◆ **AIM**:
Locate the word "colors" in the entries below, then gather every line that holds it.

————

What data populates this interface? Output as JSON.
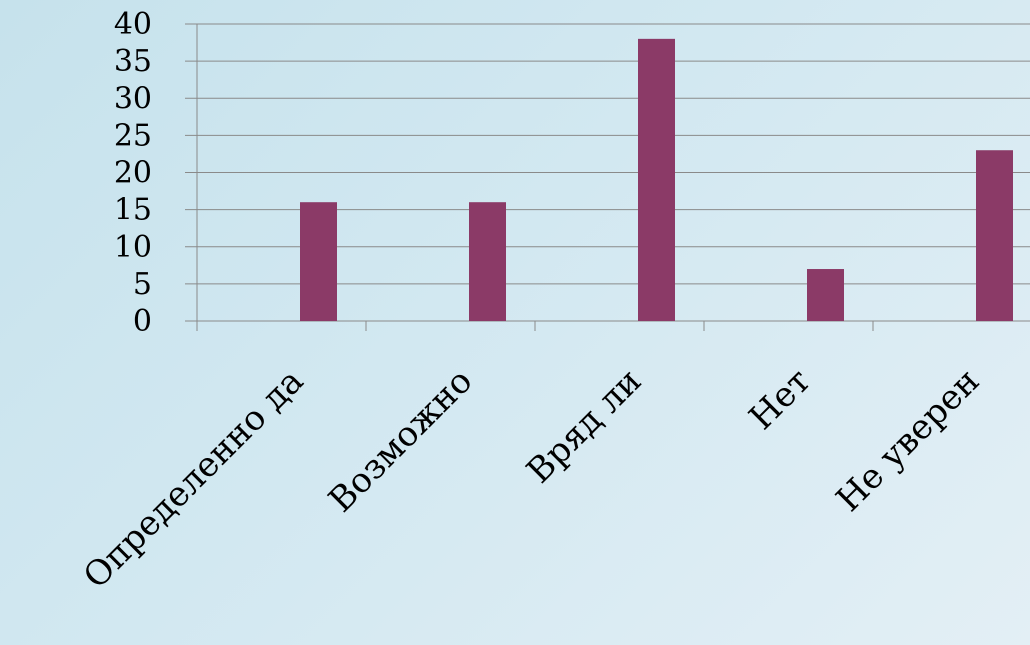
{
  "chart_data": {
    "type": "bar",
    "categories": [
      "Определенно да",
      "Возможно",
      "Вряд ли",
      "Нет",
      "Не уверен"
    ],
    "series": [
      {
        "values": [
          16,
          16,
          38,
          7,
          23
        ]
      }
    ],
    "ylim": [
      0,
      40
    ],
    "yticks": [
      0,
      5,
      10,
      15,
      20,
      25,
      30,
      35,
      40
    ],
    "grid": true,
    "title": "",
    "xlabel": "",
    "ylabel": "",
    "colors": {
      "bar": "#8b3a67",
      "grid": "#8a8a8a",
      "axis": "#8a8a8a",
      "background": "#d2e8f1"
    }
  }
}
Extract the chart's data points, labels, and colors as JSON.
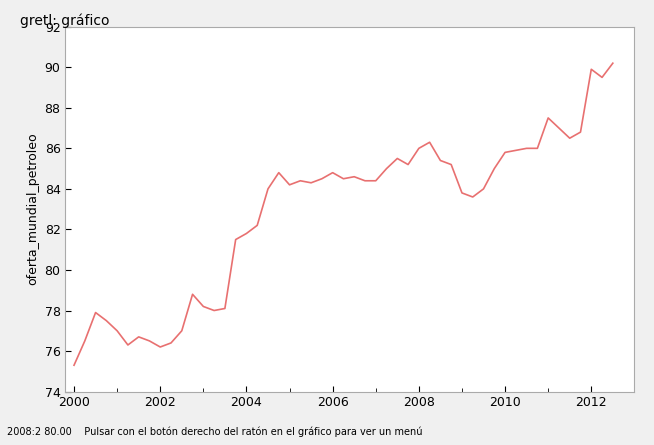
{
  "title": "gretl: gráfico",
  "ylabel": "oferta_mundial_petroleo",
  "xlabel": "",
  "line_color": "#e87070",
  "background_color": "#f0f0f0",
  "plot_background": "#ffffff",
  "ylim": [
    74,
    92
  ],
  "yticks": [
    74,
    76,
    78,
    80,
    82,
    84,
    86,
    88,
    90,
    92
  ],
  "xticks": [
    2000,
    2002,
    2004,
    2006,
    2008,
    2010,
    2012
  ],
  "time_values": [
    2000.0,
    2000.25,
    2000.5,
    2000.75,
    2001.0,
    2001.25,
    2001.5,
    2001.75,
    2002.0,
    2002.25,
    2002.5,
    2002.75,
    2003.0,
    2003.25,
    2003.5,
    2003.75,
    2004.0,
    2004.25,
    2004.5,
    2004.75,
    2005.0,
    2005.25,
    2005.5,
    2005.75,
    2006.0,
    2006.25,
    2006.5,
    2006.75,
    2007.0,
    2007.25,
    2007.5,
    2007.75,
    2008.0,
    2008.25,
    2008.5,
    2008.75,
    2009.0,
    2009.25,
    2009.5,
    2009.75,
    2010.0,
    2010.25,
    2010.5,
    2010.75,
    2011.0,
    2011.25,
    2011.5,
    2011.75,
    2012.0,
    2012.25,
    2012.5
  ],
  "values": [
    75.3,
    76.5,
    77.9,
    77.5,
    77.0,
    76.3,
    76.7,
    76.5,
    76.2,
    76.4,
    77.0,
    78.8,
    78.2,
    78.0,
    78.1,
    81.5,
    81.8,
    82.2,
    84.0,
    84.8,
    84.2,
    84.4,
    84.3,
    84.5,
    84.8,
    84.5,
    84.6,
    84.4,
    84.4,
    85.0,
    85.5,
    85.2,
    86.0,
    86.3,
    85.4,
    85.2,
    83.8,
    83.6,
    84.0,
    85.0,
    85.8,
    85.9,
    86.0,
    86.0,
    87.5,
    87.0,
    86.5,
    86.8,
    89.9,
    89.5,
    90.2
  ],
  "statusbar_text": "2008:2 80.00    Pulsar con el botón derecho del ratón en el gráfico para ver un menú",
  "line_width": 1.2
}
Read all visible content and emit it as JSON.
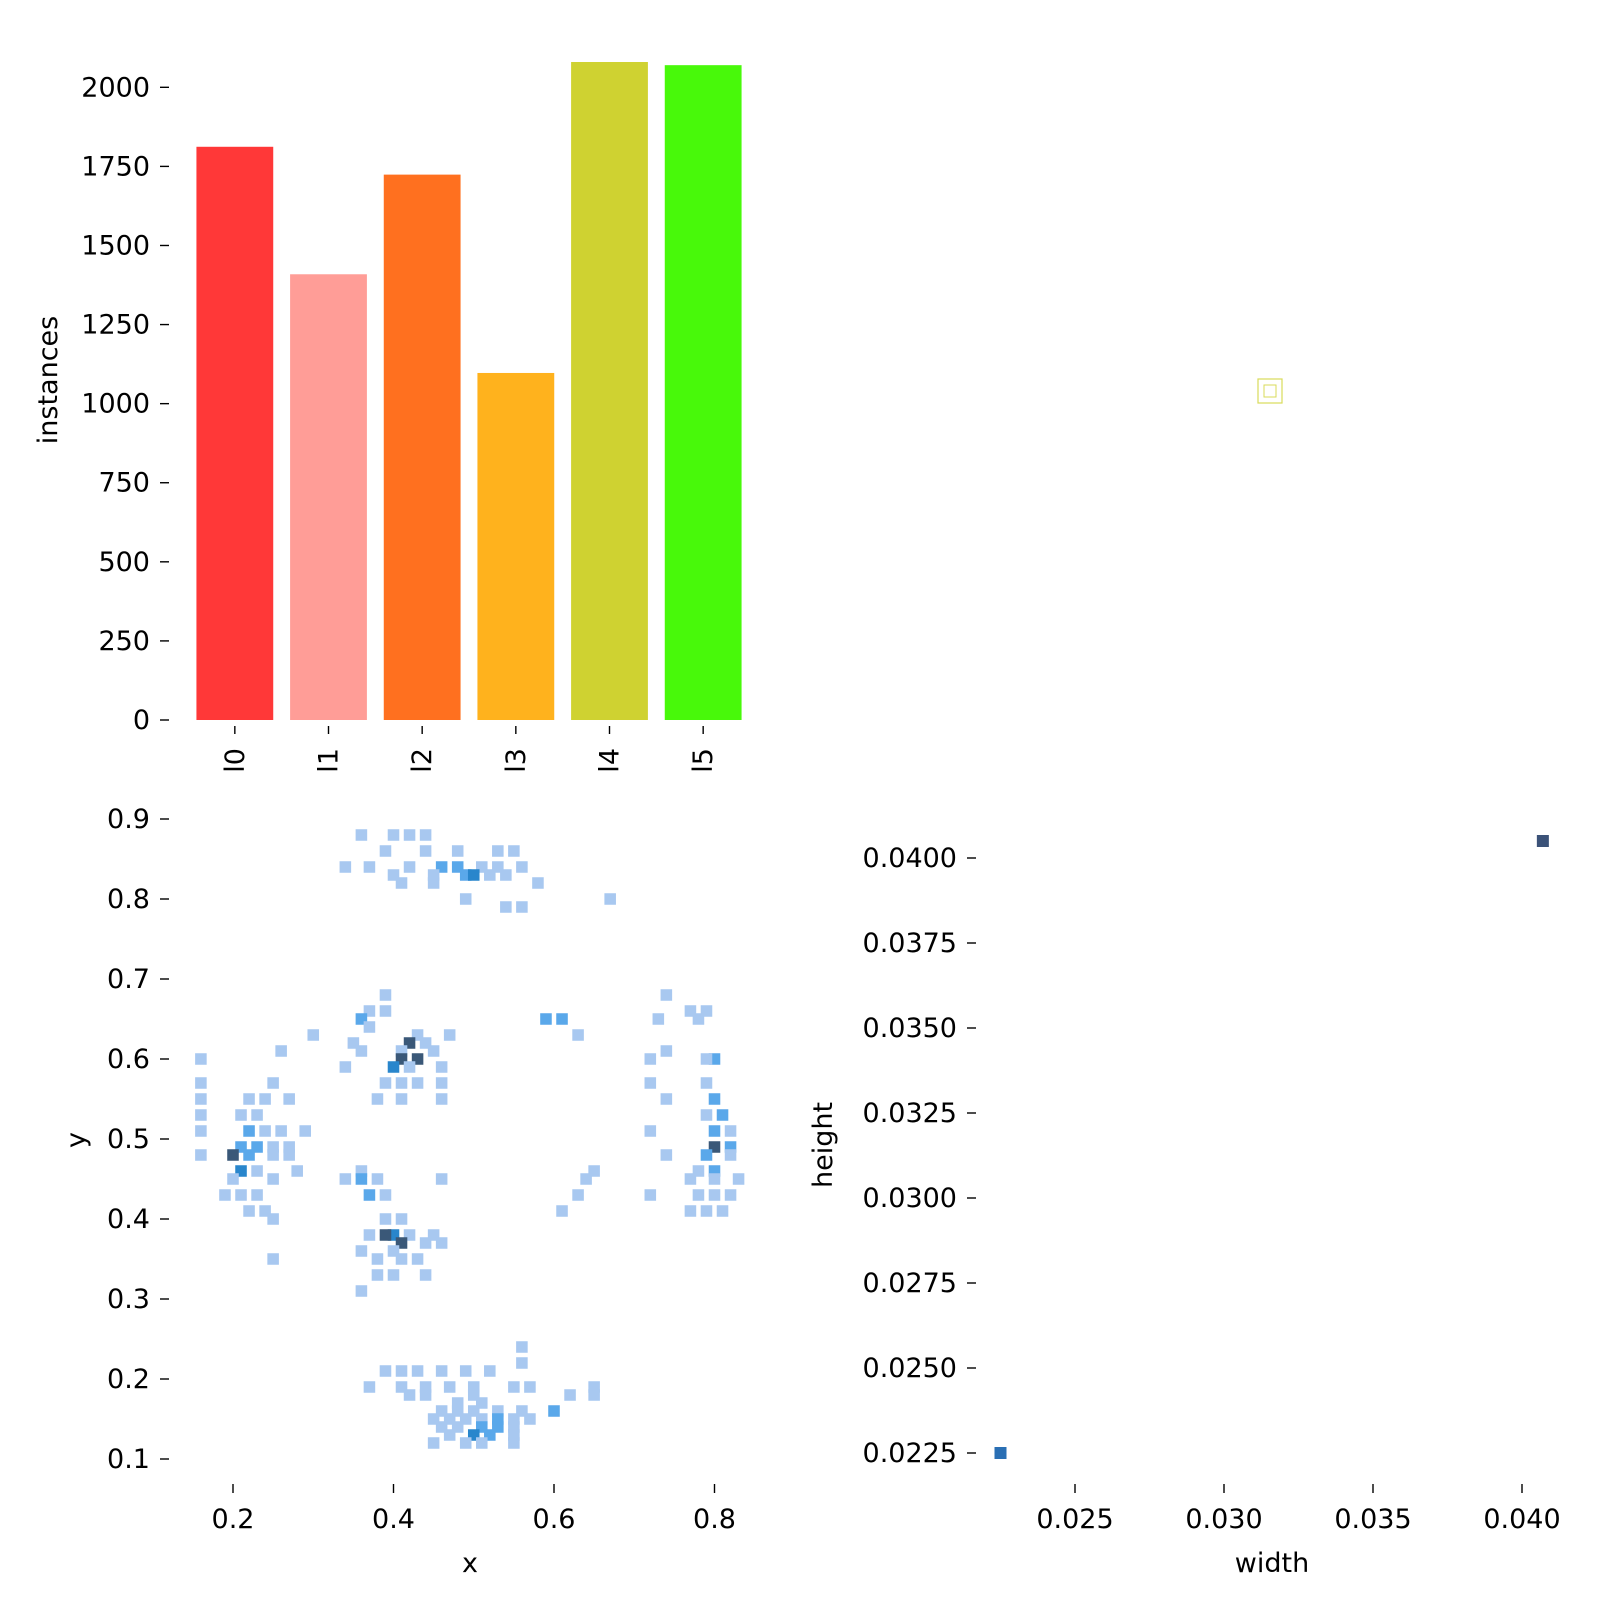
{
  "chart_data": [
    {
      "type": "bar",
      "categories": [
        "l0",
        "l1",
        "l2",
        "l3",
        "l4",
        "l5"
      ],
      "values": [
        1812,
        1409,
        1724,
        1097,
        2080,
        2070
      ],
      "colors": [
        "#ff3838",
        "#ff9d97",
        "#ff701f",
        "#ffb21d",
        "#cfd231",
        "#48f90a"
      ],
      "ylabel": "instances",
      "yticks": [
        0,
        250,
        500,
        750,
        1000,
        1250,
        1500,
        1750,
        2000
      ],
      "ylim": [
        0,
        2080
      ]
    },
    {
      "type": "scatter",
      "x": [
        0.0315
      ],
      "y": [
        0.0315
      ],
      "color": "#cfd231",
      "note_marker": "hollow square"
    },
    {
      "type": "heatmap",
      "xlabel": "x",
      "ylabel": "y",
      "xticks": [
        0.2,
        0.4,
        0.6,
        0.8
      ],
      "yticks": [
        0.1,
        0.2,
        0.3,
        0.4,
        0.5,
        0.6,
        0.7,
        0.8,
        0.9
      ],
      "xlim": [
        0.145,
        0.855
      ],
      "ylim": [
        0.075,
        0.925
      ],
      "bin_size": 0.02,
      "colors": [
        "#a8c8f0",
        "#5aa8ea",
        "#2986cc",
        "#3a5878"
      ],
      "cells": [
        [
          0.36,
          0.88,
          0
        ],
        [
          0.4,
          0.88,
          0
        ],
        [
          0.42,
          0.88,
          0
        ],
        [
          0.44,
          0.88,
          0
        ],
        [
          0.39,
          0.86,
          0
        ],
        [
          0.44,
          0.86,
          0
        ],
        [
          0.48,
          0.86,
          0
        ],
        [
          0.53,
          0.86,
          0
        ],
        [
          0.55,
          0.86,
          0
        ],
        [
          0.34,
          0.84,
          0
        ],
        [
          0.37,
          0.84,
          0
        ],
        [
          0.42,
          0.84,
          0
        ],
        [
          0.46,
          0.84,
          1
        ],
        [
          0.48,
          0.84,
          1
        ],
        [
          0.51,
          0.84,
          0
        ],
        [
          0.53,
          0.84,
          0
        ],
        [
          0.56,
          0.84,
          0
        ],
        [
          0.4,
          0.83,
          0
        ],
        [
          0.45,
          0.83,
          0
        ],
        [
          0.49,
          0.83,
          1
        ],
        [
          0.5,
          0.83,
          2
        ],
        [
          0.52,
          0.83,
          0
        ],
        [
          0.54,
          0.83,
          0
        ],
        [
          0.41,
          0.82,
          0
        ],
        [
          0.45,
          0.82,
          0
        ],
        [
          0.58,
          0.82,
          0
        ],
        [
          0.49,
          0.8,
          0
        ],
        [
          0.67,
          0.8,
          0
        ],
        [
          0.54,
          0.79,
          0
        ],
        [
          0.56,
          0.79,
          0
        ],
        [
          0.39,
          0.68,
          0
        ],
        [
          0.74,
          0.68,
          0
        ],
        [
          0.37,
          0.66,
          0
        ],
        [
          0.39,
          0.66,
          0
        ],
        [
          0.77,
          0.66,
          0
        ],
        [
          0.79,
          0.66,
          0
        ],
        [
          0.36,
          0.65,
          1
        ],
        [
          0.59,
          0.65,
          1
        ],
        [
          0.61,
          0.65,
          1
        ],
        [
          0.73,
          0.65,
          0
        ],
        [
          0.78,
          0.65,
          0
        ],
        [
          0.37,
          0.64,
          0
        ],
        [
          0.3,
          0.63,
          0
        ],
        [
          0.43,
          0.63,
          0
        ],
        [
          0.47,
          0.63,
          0
        ],
        [
          0.63,
          0.63,
          0
        ],
        [
          0.35,
          0.62,
          0
        ],
        [
          0.42,
          0.62,
          3
        ],
        [
          0.44,
          0.62,
          0
        ],
        [
          0.26,
          0.61,
          0
        ],
        [
          0.36,
          0.61,
          0
        ],
        [
          0.41,
          0.61,
          0
        ],
        [
          0.45,
          0.61,
          0
        ],
        [
          0.74,
          0.61,
          0
        ],
        [
          0.41,
          0.6,
          3
        ],
        [
          0.43,
          0.6,
          3
        ],
        [
          0.16,
          0.6,
          0
        ],
        [
          0.8,
          0.6,
          1
        ],
        [
          0.79,
          0.6,
          0
        ],
        [
          0.72,
          0.6,
          0
        ],
        [
          0.34,
          0.59,
          0
        ],
        [
          0.4,
          0.59,
          2
        ],
        [
          0.42,
          0.59,
          0
        ],
        [
          0.46,
          0.59,
          0
        ],
        [
          0.16,
          0.57,
          0
        ],
        [
          0.25,
          0.57,
          0
        ],
        [
          0.39,
          0.57,
          0
        ],
        [
          0.41,
          0.57,
          0
        ],
        [
          0.43,
          0.57,
          0
        ],
        [
          0.46,
          0.57,
          0
        ],
        [
          0.72,
          0.57,
          0
        ],
        [
          0.79,
          0.57,
          0
        ],
        [
          0.16,
          0.55,
          0
        ],
        [
          0.22,
          0.55,
          0
        ],
        [
          0.24,
          0.55,
          0
        ],
        [
          0.27,
          0.55,
          0
        ],
        [
          0.38,
          0.55,
          0
        ],
        [
          0.41,
          0.55,
          0
        ],
        [
          0.46,
          0.55,
          0
        ],
        [
          0.74,
          0.55,
          0
        ],
        [
          0.8,
          0.55,
          1
        ],
        [
          0.16,
          0.53,
          0
        ],
        [
          0.21,
          0.53,
          0
        ],
        [
          0.23,
          0.53,
          0
        ],
        [
          0.79,
          0.53,
          0
        ],
        [
          0.81,
          0.53,
          1
        ],
        [
          0.16,
          0.51,
          0
        ],
        [
          0.22,
          0.51,
          1
        ],
        [
          0.24,
          0.51,
          0
        ],
        [
          0.26,
          0.51,
          0
        ],
        [
          0.29,
          0.51,
          0
        ],
        [
          0.72,
          0.51,
          0
        ],
        [
          0.8,
          0.51,
          1
        ],
        [
          0.82,
          0.51,
          0
        ],
        [
          0.21,
          0.49,
          1
        ],
        [
          0.23,
          0.49,
          1
        ],
        [
          0.25,
          0.49,
          0
        ],
        [
          0.27,
          0.49,
          0
        ],
        [
          0.8,
          0.49,
          3
        ],
        [
          0.82,
          0.49,
          1
        ],
        [
          0.16,
          0.48,
          0
        ],
        [
          0.2,
          0.48,
          3
        ],
        [
          0.22,
          0.48,
          1
        ],
        [
          0.25,
          0.48,
          0
        ],
        [
          0.27,
          0.48,
          0
        ],
        [
          0.74,
          0.48,
          0
        ],
        [
          0.79,
          0.48,
          1
        ],
        [
          0.82,
          0.48,
          0
        ],
        [
          0.21,
          0.46,
          2
        ],
        [
          0.23,
          0.46,
          0
        ],
        [
          0.28,
          0.46,
          0
        ],
        [
          0.36,
          0.46,
          0
        ],
        [
          0.65,
          0.46,
          0
        ],
        [
          0.78,
          0.46,
          0
        ],
        [
          0.8,
          0.46,
          1
        ],
        [
          0.2,
          0.45,
          0
        ],
        [
          0.25,
          0.45,
          0
        ],
        [
          0.34,
          0.45,
          0
        ],
        [
          0.36,
          0.45,
          1
        ],
        [
          0.38,
          0.45,
          0
        ],
        [
          0.46,
          0.45,
          0
        ],
        [
          0.64,
          0.45,
          0
        ],
        [
          0.77,
          0.45,
          0
        ],
        [
          0.8,
          0.45,
          0
        ],
        [
          0.83,
          0.45,
          0
        ],
        [
          0.19,
          0.43,
          0
        ],
        [
          0.21,
          0.43,
          0
        ],
        [
          0.23,
          0.43,
          0
        ],
        [
          0.37,
          0.43,
          1
        ],
        [
          0.39,
          0.43,
          0
        ],
        [
          0.63,
          0.43,
          0
        ],
        [
          0.72,
          0.43,
          0
        ],
        [
          0.78,
          0.43,
          0
        ],
        [
          0.8,
          0.43,
          0
        ],
        [
          0.82,
          0.43,
          0
        ],
        [
          0.22,
          0.41,
          0
        ],
        [
          0.24,
          0.41,
          0
        ],
        [
          0.61,
          0.41,
          0
        ],
        [
          0.77,
          0.41,
          0
        ],
        [
          0.79,
          0.41,
          0
        ],
        [
          0.81,
          0.41,
          0
        ],
        [
          0.25,
          0.4,
          0
        ],
        [
          0.39,
          0.4,
          0
        ],
        [
          0.41,
          0.4,
          0
        ],
        [
          0.4,
          0.38,
          2
        ],
        [
          0.42,
          0.38,
          0
        ],
        [
          0.45,
          0.38,
          0
        ],
        [
          0.39,
          0.38,
          3
        ],
        [
          0.37,
          0.38,
          0
        ],
        [
          0.41,
          0.37,
          3
        ],
        [
          0.44,
          0.37,
          0
        ],
        [
          0.46,
          0.37,
          0
        ],
        [
          0.36,
          0.36,
          0
        ],
        [
          0.4,
          0.36,
          0
        ],
        [
          0.38,
          0.35,
          0
        ],
        [
          0.41,
          0.35,
          0
        ],
        [
          0.43,
          0.35,
          0
        ],
        [
          0.25,
          0.35,
          0
        ],
        [
          0.38,
          0.33,
          0
        ],
        [
          0.4,
          0.33,
          0
        ],
        [
          0.44,
          0.33,
          0
        ],
        [
          0.36,
          0.31,
          0
        ],
        [
          0.56,
          0.24,
          0
        ],
        [
          0.56,
          0.22,
          0
        ],
        [
          0.39,
          0.21,
          0
        ],
        [
          0.41,
          0.21,
          0
        ],
        [
          0.43,
          0.21,
          0
        ],
        [
          0.46,
          0.21,
          0
        ],
        [
          0.49,
          0.21,
          0
        ],
        [
          0.52,
          0.21,
          0
        ],
        [
          0.37,
          0.19,
          0
        ],
        [
          0.41,
          0.19,
          0
        ],
        [
          0.44,
          0.19,
          0
        ],
        [
          0.47,
          0.19,
          0
        ],
        [
          0.5,
          0.19,
          0
        ],
        [
          0.55,
          0.19,
          0
        ],
        [
          0.57,
          0.19,
          0
        ],
        [
          0.65,
          0.19,
          0
        ],
        [
          0.42,
          0.18,
          0
        ],
        [
          0.44,
          0.18,
          0
        ],
        [
          0.5,
          0.18,
          0
        ],
        [
          0.62,
          0.18,
          0
        ],
        [
          0.65,
          0.18,
          0
        ],
        [
          0.48,
          0.17,
          0
        ],
        [
          0.51,
          0.17,
          0
        ],
        [
          0.46,
          0.16,
          0
        ],
        [
          0.48,
          0.16,
          0
        ],
        [
          0.5,
          0.16,
          0
        ],
        [
          0.53,
          0.16,
          0
        ],
        [
          0.56,
          0.16,
          0
        ],
        [
          0.6,
          0.16,
          1
        ],
        [
          0.45,
          0.15,
          0
        ],
        [
          0.47,
          0.15,
          0
        ],
        [
          0.49,
          0.15,
          0
        ],
        [
          0.51,
          0.15,
          0
        ],
        [
          0.53,
          0.15,
          1
        ],
        [
          0.55,
          0.15,
          0
        ],
        [
          0.57,
          0.15,
          0
        ],
        [
          0.46,
          0.14,
          0
        ],
        [
          0.48,
          0.14,
          0
        ],
        [
          0.51,
          0.14,
          1
        ],
        [
          0.53,
          0.14,
          1
        ],
        [
          0.55,
          0.14,
          0
        ],
        [
          0.47,
          0.13,
          0
        ],
        [
          0.5,
          0.13,
          2
        ],
        [
          0.52,
          0.13,
          1
        ],
        [
          0.55,
          0.13,
          0
        ],
        [
          0.45,
          0.12,
          0
        ],
        [
          0.49,
          0.12,
          0
        ],
        [
          0.51,
          0.12,
          0
        ],
        [
          0.55,
          0.12,
          0
        ]
      ]
    },
    {
      "type": "heatmap",
      "xlabel": "width",
      "ylabel": "height",
      "xticks": [
        "0.025",
        "0.030",
        "0.035",
        "0.040"
      ],
      "yticks": [
        "0.0225",
        "0.0250",
        "0.0275",
        "0.0300",
        "0.0325",
        "0.0350",
        "0.0375",
        "0.0400"
      ],
      "xlim": [
        0.0215,
        0.0415
      ],
      "ylim": [
        0.0215,
        0.0415
      ],
      "points": [
        {
          "x": 0.0225,
          "y": 0.0225,
          "color": "#2a6fb4"
        },
        {
          "x": 0.0407,
          "y": 0.0405,
          "color": "#3b5278"
        }
      ]
    }
  ]
}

————

◆ **FINISHED ANSWER**:
    "colors": {
Extract the chart's data points, labels, and colors as JSON.
      "colors": [
      "colors": [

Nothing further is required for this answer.